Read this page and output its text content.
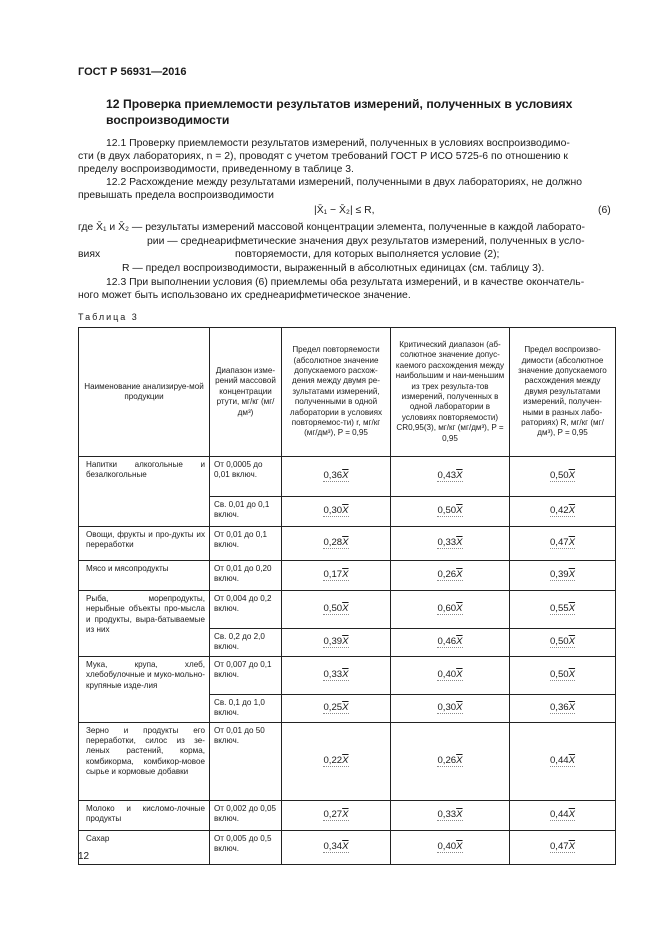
ГОСТ Р 56931—2016
12 Проверка приемлемости результатов измерений, полученных в условиях воспроизводимости
12.1 Проверку приемлемости результатов измерений, полученных в условиях воспроизводимо-
сти (в двух лабораториях, n = 2), проводят с учетом требований ГОСТ Р ИСО 5725-6 по отношению к
пределу воспроизводимости, приведенному в таблице 3.
12.2 Расхождение между результатами измерений, полученными в двух лабораториях, не должно
превышать предела воспроизводимости
|X̄₁ − X̄₂| ≤ R,	(6)
где X̄₁ и X̄₂ — результаты измерений массовой концентрации элемента, полученные в каждой лаборато-
рии — среднеарифметические значения двух результатов измерений, полученных в усло-
виях	повторяемости, для которых выполняется условие (2);
R — предел воспроизводимости, выраженный в абсолютных единицах (см. таблицу 3).
12.3 При выполнении условия (6) приемлемы оба результата измерений, и в качестве окончатель-
ного может быть использовано их среднеарифметическое значение.
Таблица 3
Наименование анализируе-мой продукции	Диапазон изме-рений массовой концентрации ртути, мг/кг (мг/дм³)	Предел повторяемости (абсолютное значение допускаемого расхож-дения между двумя ре-зультатами измерений, полученными в одной лаборатории в условиях повторяемос-ти) r, мг/кг (мг/дм³), P = 0,95	Критический диапазон (аб-солютное значение допус-каемого расхождения между наибольшим и наи-меньшим из трех результа-тов измерений, полученных в одной лаборатории в условиях повторяемости) CR0,95(3), мг/кг (мг/дм³), P = 0,95	Предел воспроизво-димости (абсолютное значение допускаемого расхождения между двумя результатами измерений, получен-ными в разных лабо-раториях) R, мг/кг (мг/дм³), P = 0,95
Напитки алкогольные и безалкогольные	От 0,0005 до 0,01 включ.	$0,36\overline{X}$	$0,43\overline{X}$	$0,50\overline{X}$
	Св. 0,01 до 0,1 включ.	$0,30\overline{X}$	$0,50\overline{X}$	$0,42\overline{X}$
Овощи, фрукты и про-дукты их переработки	От 0,01 до 0,1 включ.	$0,28\overline{X}$	$0,33\overline{X}$	$0,47\overline{X}$
Мясо и мясопродукты	От 0,01 до 0,20 включ.	$0,17\overline{X}$	$0,26\overline{X}$	$0,39\overline{X}$
Рыба, морепродукты, нерыбные объекты про-мысла и продукты, выра-батываемые из них	От 0,004 до 0,2 включ.	$0,50\overline{X}$	$0,60\overline{X}$	$0,55\overline{X}$
	Св. 0,2 до 2,0 включ.	$0,39\overline{X}$	$0,46\overline{X}$	$0,50\overline{X}$
Мука, крупа, хлеб, хлебобулочные и муко-мольно-крупяные изде-лия	От 0,007 до 0,1 включ.	$0,33\overline{X}$	$0,40\overline{X}$	$0,50\overline{X}$
	Св. 0,1 до 1,0 включ.	$0,25\overline{X}$	$0,30\overline{X}$	$0,36\overline{X}$
Зерно и продукты его переработки, силос из зе-леных растений, корма, комбикорма, комбикор-мовое сырье и кормовые добавки	От 0,01 до 50 включ.	$0,22\overline{X}$	$0,26\overline{X}$	$0,44\overline{X}$
Молоко и кисломо-лочные продукты	От 0,002 до 0,05 включ.	$0,27\overline{X}$	$0,33\overline{X}$	$0,44\overline{X}$
Сахар	От 0,005 до 0,5 включ.	$0,34\overline{X}$	$0,40\overline{X}$	$0,47\overline{X}$
12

## GIVEN EXERCISE
Repeat the preceding records precisely, and leave every picture out of the copy.

## FINISHED TASK
Read this page and output its text content.
ГОСТ Р 56931—2016
12 Проверка приемлемости результатов измерений, полученных в условиях воспроизводимости
12.1 Проверку приемлемости результатов измерений, полученных в условиях воспроизводимо-
сти (в двух лабораториях, n = 2), проводят с учетом требований ГОСТ Р ИСО 5725-6 по отношению к
пределу воспроизводимости, приведенному в таблице 3.
12.2 Расхождение между результатами измерений, полученными в двух лабораториях, не должно
превышать предела воспроизводимости
|X̄₁ − X̄₂| ≤ R,	(6)
где X̄₁ и X̄₂ — результаты измерений массовой концентрации элемента, полученные в каждой лаборато-
рии — среднеарифметические значения двух результатов измерений, полученных в усло-
виях	повторяемости, для которых выполняется условие (2);
R — предел воспроизводимости, выраженный в абсолютных единицах (см. таблицу 3).
12.3 При выполнении условия (6) приемлемы оба результата измерений, и в качестве окончатель-
ного может быть использовано их среднеарифметическое значение.
Таблица 3
Наименование анализируе-мой продукции	Диапазон изме-рений массовой концентрации ртути, мг/кг (мг/дм³)	Предел повторяемости (абсолютное значение допускаемого расхож-дения между двумя ре-зультатами измерений, полученными в одной лаборатории в условиях повторяемос-ти) r, мг/кг (мг/дм³), P = 0,95	Критический диапазон (аб-солютное значение допус-каемого расхождения между наибольшим и наи-меньшим из трех результа-тов измерений, полученных в одной лаборатории в условиях повторяемости) CR0,95(3), мг/кг (мг/дм³), P = 0,95	Предел воспроизво-димости (абсолютное значение допускаемого расхождения между двумя результатами измерений, получен-ными в разных лабо-раториях) R, мг/кг (мг/дм³), P = 0,95
Напитки алкогольные и безалкогольные	От 0,0005 до 0,01 включ.	$0,36\overline{X}$	$0,43\overline{X}$	$0,50\overline{X}$
	Св. 0,01 до 0,1 включ.	$0,30\overline{X}$	$0,50\overline{X}$	$0,42\overline{X}$
Овощи, фрукты и про-дукты их переработки	От 0,01 до 0,1 включ.	$0,28\overline{X}$	$0,33\overline{X}$	$0,47\overline{X}$
Мясо и мясопродукты	От 0,01 до 0,20 включ.	$0,17\overline{X}$	$0,26\overline{X}$	$0,39\overline{X}$
Рыба, морепродукты, нерыбные объекты про-мысла и продукты, выра-батываемые из них	От 0,004 до 0,2 включ.	$0,50\overline{X}$	$0,60\overline{X}$	$0,55\overline{X}$
	Св. 0,2 до 2,0 включ.	$0,39\overline{X}$	$0,46\overline{X}$	$0,50\overline{X}$
Мука, крупа, хлеб, хлебобулочные и муко-мольно-крупяные изде-лия	От 0,007 до 0,1 включ.	$0,33\overline{X}$	$0,40\overline{X}$	$0,50\overline{X}$
	Св. 0,1 до 1,0 включ.	$0,25\overline{X}$	$0,30\overline{X}$	$0,36\overline{X}$
Зерно и продукты его переработки, силос из зе-леных растений, корма, комбикорма, комбикор-мовое сырье и кормовые добавки	От 0,01 до 50 включ.	$0,22\overline{X}$	$0,26\overline{X}$	$0,44\overline{X}$
Молоко и кисломо-лочные продукты	От 0,002 до 0,05 включ.	$0,27\overline{X}$	$0,33\overline{X}$	$0,44\overline{X}$
Сахар	От 0,005 до 0,5 включ.	$0,34\overline{X}$	$0,40\overline{X}$	$0,47\overline{X}$
12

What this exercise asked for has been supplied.